Exactly repeat the material, dropping every picture from the copy.

※ ※ ※

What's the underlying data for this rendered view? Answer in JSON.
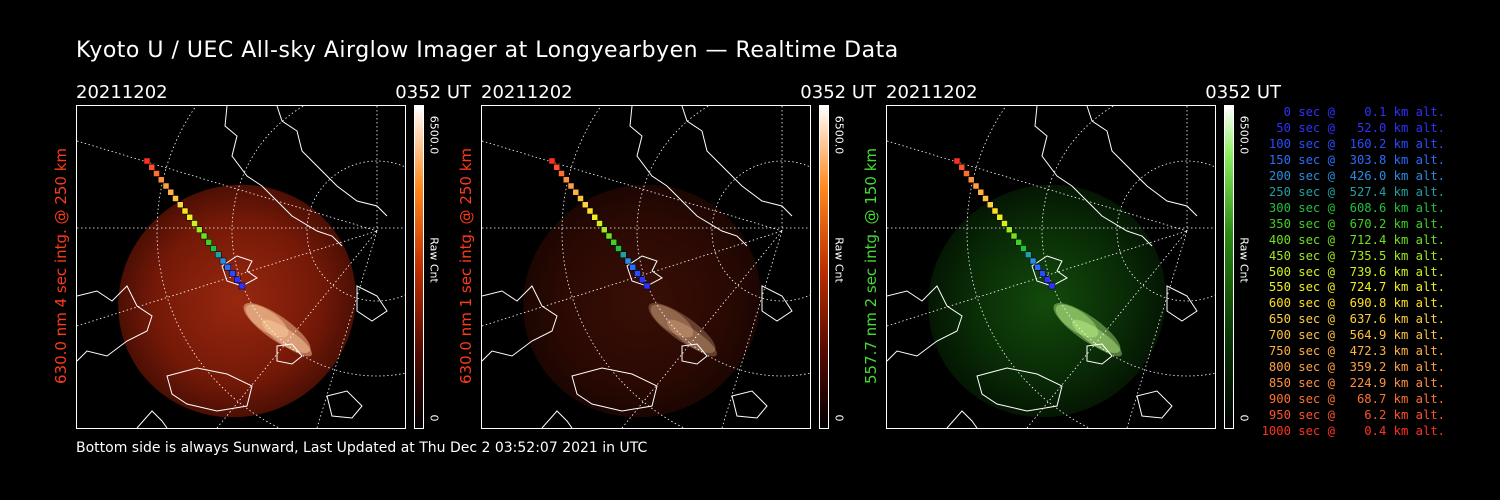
{
  "title": "Kyoto U / UEC All-sky Airglow Imager at Longyearbyen — Realtime Data",
  "footer": "Bottom side is always Sunward, Last Updated at Thu Dec  2 03:52:07 2021 in UTC",
  "panels": [
    {
      "date": "20211202",
      "time": "0352 UT",
      "ylabel": "630.0 nm 4 sec intg. @ 250 km",
      "ylabel_color": "#ff3a1a",
      "cbar_max": "6500.0",
      "cbar_unit": "Raw Cnt",
      "cbar_min": "0",
      "intensity": 0.95,
      "palette": "red"
    },
    {
      "date": "20211202",
      "time": "0352 UT",
      "ylabel": "630.0 nm 1 sec intg. @ 250 km",
      "ylabel_color": "#ff3a1a",
      "cbar_max": "6500.0",
      "cbar_unit": "Raw Cnt",
      "cbar_min": "0",
      "intensity": 0.35,
      "palette": "red"
    },
    {
      "date": "20211202",
      "time": "0352 UT",
      "ylabel": "557.7 nm 2 sec intg. @ 150 km",
      "ylabel_color": "#44dd33",
      "cbar_max": "6500.0",
      "cbar_unit": "Raw Cnt",
      "cbar_min": "0",
      "intensity": 0.7,
      "palette": "green"
    }
  ],
  "trajectory_legend": [
    {
      "text": "   0 sec @    0.1 km alt.",
      "color": "#3030ff"
    },
    {
      "text": "  50 sec @   52.0 km alt.",
      "color": "#3030ff"
    },
    {
      "text": " 100 sec @  160.2 km alt.",
      "color": "#2a4cff"
    },
    {
      "text": " 150 sec @  303.8 km alt.",
      "color": "#2a6cff"
    },
    {
      "text": " 200 sec @  426.0 km alt.",
      "color": "#2a8ce0"
    },
    {
      "text": " 250 sec @  527.4 km alt.",
      "color": "#20a0a0"
    },
    {
      "text": " 300 sec @  608.6 km alt.",
      "color": "#20c040"
    },
    {
      "text": " 350 sec @  670.2 km alt.",
      "color": "#40d020"
    },
    {
      "text": " 400 sec @  712.4 km alt.",
      "color": "#70e020"
    },
    {
      "text": " 450 sec @  735.5 km alt.",
      "color": "#a0e820"
    },
    {
      "text": " 500 sec @  739.6 km alt.",
      "color": "#d0f020"
    },
    {
      "text": " 550 sec @  724.7 km alt.",
      "color": "#f0f020"
    },
    {
      "text": " 600 sec @  690.8 km alt.",
      "color": "#ffe020"
    },
    {
      "text": " 650 sec @  637.6 km alt.",
      "color": "#ffd040"
    },
    {
      "text": " 700 sec @  564.9 km alt.",
      "color": "#ffc040"
    },
    {
      "text": " 750 sec @  472.3 km alt.",
      "color": "#ffb040"
    },
    {
      "text": " 800 sec @  359.2 km alt.",
      "color": "#ffa040"
    },
    {
      "text": " 850 sec @  224.9 km alt.",
      "color": "#ff9040"
    },
    {
      "text": " 900 sec @   68.7 km alt.",
      "color": "#ff7030"
    },
    {
      "text": " 950 sec @    6.2 km alt.",
      "color": "#ff5030"
    },
    {
      "text": "1000 sec @    0.4 km alt.",
      "color": "#ff3020"
    }
  ]
}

※ ※ ※

WRITTEN REPLY
What's the underlying data for this rendered view? Answer in JSON.
{
  "title": "Kyoto U / UEC All-sky Airglow Imager at Longyearbyen — Realtime Data",
  "footer": "Bottom side is always Sunward, Last Updated at Thu Dec  2 03:52:07 2021 in UTC",
  "panels": [
    {
      "date": "20211202",
      "time": "0352 UT",
      "ylabel": "630.0 nm 4 sec intg. @ 250 km",
      "ylabel_color": "#ff3a1a",
      "cbar_max": "6500.0",
      "cbar_unit": "Raw Cnt",
      "cbar_min": "0",
      "intensity": 0.95,
      "palette": "red"
    },
    {
      "date": "20211202",
      "time": "0352 UT",
      "ylabel": "630.0 nm 1 sec intg. @ 250 km",
      "ylabel_color": "#ff3a1a",
      "cbar_max": "6500.0",
      "cbar_unit": "Raw Cnt",
      "cbar_min": "0",
      "intensity": 0.35,
      "palette": "red"
    },
    {
      "date": "20211202",
      "time": "0352 UT",
      "ylabel": "557.7 nm 2 sec intg. @ 150 km",
      "ylabel_color": "#44dd33",
      "cbar_max": "6500.0",
      "cbar_unit": "Raw Cnt",
      "cbar_min": "0",
      "intensity": 0.7,
      "palette": "green"
    }
  ],
  "trajectory_legend": [
    {
      "text": "   0 sec @    0.1 km alt.",
      "color": "#3030ff"
    },
    {
      "text": "  50 sec @   52.0 km alt.",
      "color": "#3030ff"
    },
    {
      "text": " 100 sec @  160.2 km alt.",
      "color": "#2a4cff"
    },
    {
      "text": " 150 sec @  303.8 km alt.",
      "color": "#2a6cff"
    },
    {
      "text": " 200 sec @  426.0 km alt.",
      "color": "#2a8ce0"
    },
    {
      "text": " 250 sec @  527.4 km alt.",
      "color": "#20a0a0"
    },
    {
      "text": " 300 sec @  608.6 km alt.",
      "color": "#20c040"
    },
    {
      "text": " 350 sec @  670.2 km alt.",
      "color": "#40d020"
    },
    {
      "text": " 400 sec @  712.4 km alt.",
      "color": "#70e020"
    },
    {
      "text": " 450 sec @  735.5 km alt.",
      "color": "#a0e820"
    },
    {
      "text": " 500 sec @  739.6 km alt.",
      "color": "#d0f020"
    },
    {
      "text": " 550 sec @  724.7 km alt.",
      "color": "#f0f020"
    },
    {
      "text": " 600 sec @  690.8 km alt.",
      "color": "#ffe020"
    },
    {
      "text": " 650 sec @  637.6 km alt.",
      "color": "#ffd040"
    },
    {
      "text": " 700 sec @  564.9 km alt.",
      "color": "#ffc040"
    },
    {
      "text": " 750 sec @  472.3 km alt.",
      "color": "#ffb040"
    },
    {
      "text": " 800 sec @  359.2 km alt.",
      "color": "#ffa040"
    },
    {
      "text": " 850 sec @  224.9 km alt.",
      "color": "#ff9040"
    },
    {
      "text": " 900 sec @   68.7 km alt.",
      "color": "#ff7030"
    },
    {
      "text": " 950 sec @    6.2 km alt.",
      "color": "#ff5030"
    },
    {
      "text": "1000 sec @    0.4 km alt.",
      "color": "#ff3020"
    }
  ]
}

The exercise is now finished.